Exercise:
Drop the pictures, then extract the listing word for word.

## begin Records shown

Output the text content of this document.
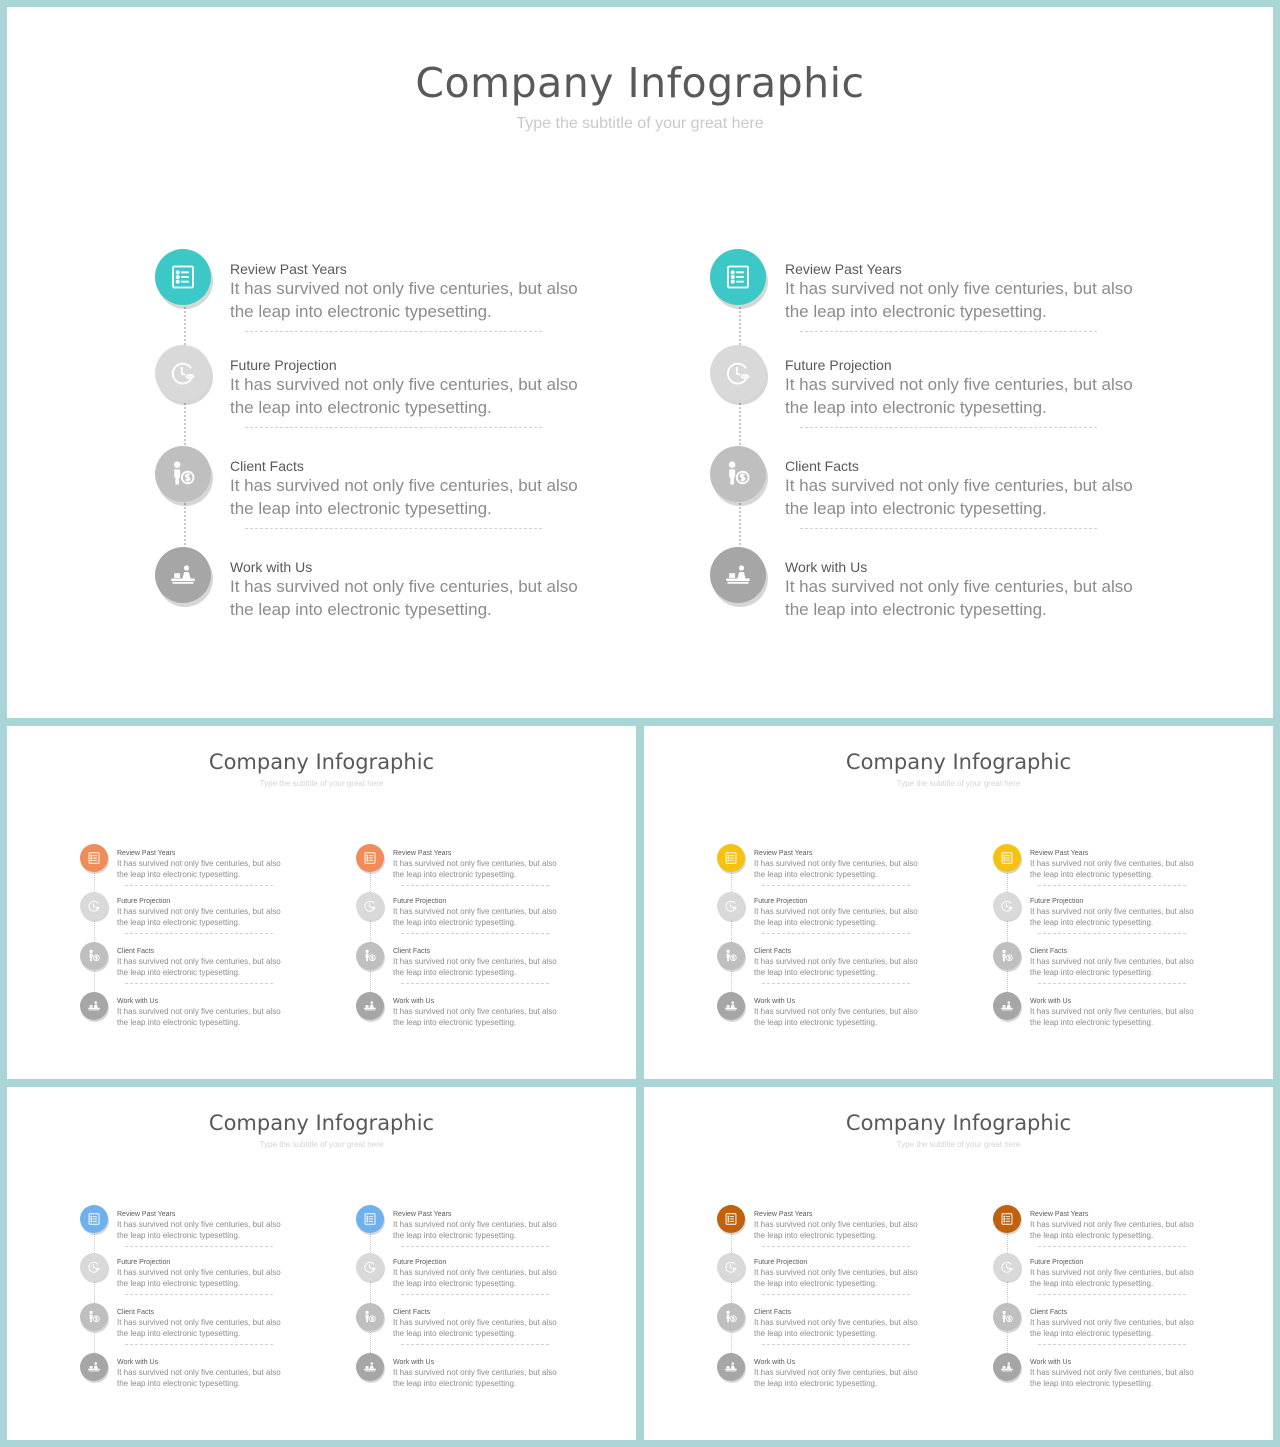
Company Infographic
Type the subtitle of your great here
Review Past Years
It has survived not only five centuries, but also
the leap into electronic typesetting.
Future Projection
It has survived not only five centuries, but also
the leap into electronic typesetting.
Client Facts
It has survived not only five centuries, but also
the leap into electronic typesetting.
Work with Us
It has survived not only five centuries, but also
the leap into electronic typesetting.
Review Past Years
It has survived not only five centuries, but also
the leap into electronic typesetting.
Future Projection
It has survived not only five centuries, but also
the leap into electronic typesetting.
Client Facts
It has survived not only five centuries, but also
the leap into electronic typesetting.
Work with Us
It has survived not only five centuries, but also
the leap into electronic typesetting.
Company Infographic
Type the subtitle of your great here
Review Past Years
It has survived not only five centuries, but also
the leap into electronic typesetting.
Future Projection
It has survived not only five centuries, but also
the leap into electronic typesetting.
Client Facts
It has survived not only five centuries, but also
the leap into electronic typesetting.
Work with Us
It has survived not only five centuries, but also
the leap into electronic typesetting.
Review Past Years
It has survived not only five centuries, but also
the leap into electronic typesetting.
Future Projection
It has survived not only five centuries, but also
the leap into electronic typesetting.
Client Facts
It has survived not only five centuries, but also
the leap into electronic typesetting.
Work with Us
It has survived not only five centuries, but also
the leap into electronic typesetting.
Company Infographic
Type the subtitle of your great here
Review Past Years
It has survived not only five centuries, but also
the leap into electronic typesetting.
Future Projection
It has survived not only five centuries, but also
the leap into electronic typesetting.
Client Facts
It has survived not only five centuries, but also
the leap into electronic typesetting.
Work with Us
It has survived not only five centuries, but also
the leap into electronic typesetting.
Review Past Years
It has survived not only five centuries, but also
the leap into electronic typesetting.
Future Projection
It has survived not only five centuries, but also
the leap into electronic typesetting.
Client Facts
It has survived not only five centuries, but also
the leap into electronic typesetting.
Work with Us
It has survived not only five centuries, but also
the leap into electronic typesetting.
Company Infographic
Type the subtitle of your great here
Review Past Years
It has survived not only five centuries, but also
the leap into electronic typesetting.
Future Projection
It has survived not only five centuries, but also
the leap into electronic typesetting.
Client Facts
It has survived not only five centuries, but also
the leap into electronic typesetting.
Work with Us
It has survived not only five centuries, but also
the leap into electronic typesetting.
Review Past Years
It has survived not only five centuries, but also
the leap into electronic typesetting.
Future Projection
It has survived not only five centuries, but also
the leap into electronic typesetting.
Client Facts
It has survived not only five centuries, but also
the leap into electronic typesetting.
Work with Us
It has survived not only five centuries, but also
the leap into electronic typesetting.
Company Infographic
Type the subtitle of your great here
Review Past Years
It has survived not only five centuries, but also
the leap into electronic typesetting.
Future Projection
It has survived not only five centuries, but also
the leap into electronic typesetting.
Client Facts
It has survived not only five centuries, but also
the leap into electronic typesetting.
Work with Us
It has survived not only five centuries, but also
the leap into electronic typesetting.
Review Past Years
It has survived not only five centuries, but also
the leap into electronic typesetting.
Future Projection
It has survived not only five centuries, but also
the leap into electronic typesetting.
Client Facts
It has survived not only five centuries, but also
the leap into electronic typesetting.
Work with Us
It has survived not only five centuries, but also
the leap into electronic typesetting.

## end Records shown

Task solution:
Output the text content of this document.
Company Infographic
Type the subtitle of your great here
Review Past Years
It has survived not only five centuries, but also
the leap into electronic typesetting.
Future Projection
It has survived not only five centuries, but also
the leap into electronic typesetting.
Client Facts
It has survived not only five centuries, but also
the leap into electronic typesetting.
Work with Us
It has survived not only five centuries, but also
the leap into electronic typesetting.
Review Past Years
It has survived not only five centuries, but also
the leap into electronic typesetting.
Future Projection
It has survived not only five centuries, but also
the leap into electronic typesetting.
Client Facts
It has survived not only five centuries, but also
the leap into electronic typesetting.
Work with Us
It has survived not only five centuries, but also
the leap into electronic typesetting.
Company Infographic
Type the subtitle of your great here
Review Past Years
It has survived not only five centuries, but also
the leap into electronic typesetting.
Future Projection
It has survived not only five centuries, but also
the leap into electronic typesetting.
Client Facts
It has survived not only five centuries, but also
the leap into electronic typesetting.
Work with Us
It has survived not only five centuries, but also
the leap into electronic typesetting.
Review Past Years
It has survived not only five centuries, but also
the leap into electronic typesetting.
Future Projection
It has survived not only five centuries, but also
the leap into electronic typesetting.
Client Facts
It has survived not only five centuries, but also
the leap into electronic typesetting.
Work with Us
It has survived not only five centuries, but also
the leap into electronic typesetting.
Company Infographic
Type the subtitle of your great here
Review Past Years
It has survived not only five centuries, but also
the leap into electronic typesetting.
Future Projection
It has survived not only five centuries, but also
the leap into electronic typesetting.
Client Facts
It has survived not only five centuries, but also
the leap into electronic typesetting.
Work with Us
It has survived not only five centuries, but also
the leap into electronic typesetting.
Review Past Years
It has survived not only five centuries, but also
the leap into electronic typesetting.
Future Projection
It has survived not only five centuries, but also
the leap into electronic typesetting.
Client Facts
It has survived not only five centuries, but also
the leap into electronic typesetting.
Work with Us
It has survived not only five centuries, but also
the leap into electronic typesetting.
Company Infographic
Type the subtitle of your great here
Review Past Years
It has survived not only five centuries, but also
the leap into electronic typesetting.
Future Projection
It has survived not only five centuries, but also
the leap into electronic typesetting.
Client Facts
It has survived not only five centuries, but also
the leap into electronic typesetting.
Work with Us
It has survived not only five centuries, but also
the leap into electronic typesetting.
Review Past Years
It has survived not only five centuries, but also
the leap into electronic typesetting.
Future Projection
It has survived not only five centuries, but also
the leap into electronic typesetting.
Client Facts
It has survived not only five centuries, but also
the leap into electronic typesetting.
Work with Us
It has survived not only five centuries, but also
the leap into electronic typesetting.
Company Infographic
Type the subtitle of your great here
Review Past Years
It has survived not only five centuries, but also
the leap into electronic typesetting.
Future Projection
It has survived not only five centuries, but also
the leap into electronic typesetting.
Client Facts
It has survived not only five centuries, but also
the leap into electronic typesetting.
Work with Us
It has survived not only five centuries, but also
the leap into electronic typesetting.
Review Past Years
It has survived not only five centuries, but also
the leap into electronic typesetting.
Future Projection
It has survived not only five centuries, but also
the leap into electronic typesetting.
Client Facts
It has survived not only five centuries, but also
the leap into electronic typesetting.
Work with Us
It has survived not only five centuries, but also
the leap into electronic typesetting.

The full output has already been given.